---- ITEMS

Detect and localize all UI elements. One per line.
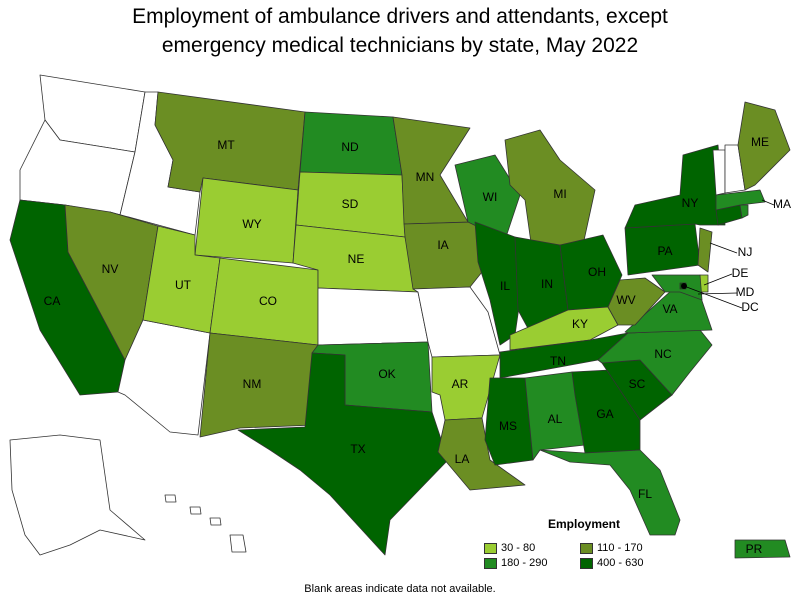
state-label-il: IL: [500, 279, 510, 293]
state-label-de: DE: [732, 266, 749, 280]
state-tx: [237, 352, 449, 556]
state-hi: [164, 494, 247, 553]
legend-item-2: 110 - 170: [580, 542, 676, 554]
legend-label-1: 30 - 80: [501, 542, 536, 554]
state-label-sd: SD: [342, 197, 359, 211]
callout-line-nj: [709, 242, 738, 254]
map-title: Employment of ambulance drivers and atte…: [0, 2, 800, 60]
legend-label-3: 180 - 290: [501, 557, 548, 569]
state-ma: [715, 189, 766, 211]
legend-grid: 30 - 80 110 - 170 180 - 290 400 - 630: [484, 542, 684, 569]
state-label-ca: CA: [44, 294, 61, 308]
legend-swatch-2: [580, 542, 593, 554]
dc-dot-marker: [681, 283, 687, 289]
state-label-ny: NY: [682, 196, 699, 210]
state-label-ar: AR: [452, 377, 469, 391]
state-label-oh: OH: [588, 265, 606, 279]
state-label-ok: OK: [378, 367, 395, 381]
state-nj: [697, 227, 713, 273]
legend-item-4: 400 - 630: [580, 557, 676, 569]
legend-title: Employment: [547, 517, 620, 531]
callout-line-dc: [683, 285, 743, 309]
state-ny: [624, 144, 726, 229]
state-al: [524, 371, 586, 461]
legend-item-1: 30 - 80: [484, 542, 580, 554]
state-label-pr: PR: [746, 542, 763, 556]
state-me: [737, 101, 791, 191]
state-nm: [199, 332, 319, 438]
legend-label-2: 110 - 170: [597, 542, 643, 554]
title-line-1: Employment of ambulance drivers and atte…: [132, 5, 668, 28]
state-label-al: AL: [548, 412, 563, 426]
state-va: [624, 289, 713, 334]
state-label-mi: MI: [553, 187, 566, 201]
state-label-va: VA: [662, 302, 677, 316]
legend: Employment 30 - 80 110 - 170 180 - 290 4…: [484, 517, 684, 569]
state-mi: [504, 129, 596, 251]
state-label-co: CO: [259, 294, 277, 308]
state-label-nv: NV: [102, 262, 119, 276]
state-ms: [484, 377, 534, 466]
state-label-me: ME: [751, 135, 769, 149]
state-label-mn: MN: [416, 170, 435, 184]
state-label-nm: NM: [243, 377, 262, 391]
state-label-pa: PA: [657, 244, 672, 258]
state-label-ga: GA: [596, 407, 613, 421]
state-label-ky: KY: [572, 317, 588, 331]
state-label-wy: WY: [242, 217, 261, 231]
state-label-ma: MA: [773, 197, 791, 211]
state-ri: [739, 204, 749, 219]
legend-item-3: 180 - 290: [484, 557, 580, 569]
state-md: [651, 274, 703, 301]
state-label-tn: TN: [550, 354, 566, 368]
state-label-nj: NJ: [738, 245, 753, 259]
legend-swatch-4: [580, 557, 593, 569]
footnote: Blank areas indicate data not available.: [304, 583, 496, 595]
callout-line-ma: [761, 199, 775, 206]
state-label-wv: WV: [616, 293, 635, 307]
state-ks: [317, 287, 429, 346]
state-label-wi: WI: [483, 190, 498, 204]
state-label-md: MD: [736, 285, 755, 299]
state-label-fl: FL: [638, 487, 652, 501]
state-label-dc: DC: [741, 300, 759, 314]
state-label-mt: MT: [217, 138, 235, 152]
state-wi: [454, 154, 521, 241]
state-label-ut: UT: [175, 278, 192, 292]
title-line-2: emergency medical technicians by state, …: [161, 34, 639, 57]
callout-line-de: [703, 273, 733, 286]
state-label-in: IN: [541, 277, 553, 291]
state-label-tx: TX: [350, 442, 365, 456]
state-label-ne: NE: [348, 252, 365, 266]
legend-swatch-1: [484, 542, 497, 554]
state-label-ms: MS: [499, 419, 517, 433]
state-label-nc: NC: [654, 347, 672, 361]
state-label-nd: ND: [341, 140, 359, 154]
legend-label-4: 400 - 630: [597, 557, 644, 569]
state-ak: [9, 434, 146, 556]
state-pr: [734, 539, 791, 559]
state-label-ia: IA: [437, 238, 448, 252]
state-la: [437, 417, 526, 491]
state-label-sc: SC: [629, 377, 646, 391]
state-label-la: LA: [455, 452, 470, 466]
state-fl: [539, 449, 681, 536]
legend-swatch-3: [484, 557, 497, 569]
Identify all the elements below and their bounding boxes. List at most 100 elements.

--------

### OBJECTIVE
Reproduce the lines of the data from the line with "state-label-il: IL: [500, 279, 510, 293]" to the line with "legend-swatch-2: [580, 542, 593, 554]", including both of those lines.

### REPLY TO THE EXERCISE
state-label-il: IL: [500, 279, 510, 293]
state-label-de: DE: [732, 266, 749, 280]
state-tx: [237, 352, 449, 556]
state-hi: [164, 494, 247, 553]
legend-item-2: 110 - 170: [580, 542, 676, 554]
legend-label-1: 30 - 80: [501, 542, 536, 554]
state-label-sd: SD: [342, 197, 359, 211]
callout-line-nj: [709, 242, 738, 254]
map-title: Employment of ambulance drivers and atte…: [0, 2, 800, 60]
legend-label-3: 180 - 290: [501, 557, 548, 569]
state-ma: [715, 189, 766, 211]
legend-grid: 30 - 80 110 - 170 180 - 290 400 - 630: [484, 542, 684, 569]
state-label-ca: CA: [44, 294, 61, 308]
legend-swatch-2: [580, 542, 593, 554]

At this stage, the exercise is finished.